## [Challenge]
The entries that follow should be written out exactly.

## [Dataset records]
▼▼▼
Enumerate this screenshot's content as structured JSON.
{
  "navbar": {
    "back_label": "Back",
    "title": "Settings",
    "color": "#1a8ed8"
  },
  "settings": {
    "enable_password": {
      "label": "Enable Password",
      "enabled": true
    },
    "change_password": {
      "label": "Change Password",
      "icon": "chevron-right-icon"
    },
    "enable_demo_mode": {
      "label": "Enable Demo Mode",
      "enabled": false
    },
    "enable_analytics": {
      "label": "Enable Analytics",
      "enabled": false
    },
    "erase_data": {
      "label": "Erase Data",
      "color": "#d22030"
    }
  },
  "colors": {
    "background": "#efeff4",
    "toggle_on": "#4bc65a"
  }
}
▲▲▲
## [Exercise output]
Enumerate this screenshot's content as structured JSON.
{
  "navbar": {
    "back_label": "Back",
    "title": "Settings",
    "color": "#1a8ed8"
  },
  "settings": {
    "enable_password": {
      "label": "Enable Password",
      "enabled": true
    },
    "change_password": {
      "label": "Change Password",
      "icon": "chevron-right-icon"
    },
    "enable_demo_mode": {
      "label": "Enable Demo Mode",
      "enabled": false
    },
    "enable_analytics": {
      "label": "Enable Analytics",
      "enabled": false
    },
    "erase_data": {
      "label": "Erase Data",
      "color": "#d22030"
    }
  },
  "colors": {
    "background": "#efeff4",
    "toggle_on": "#4bc65a"
  }
}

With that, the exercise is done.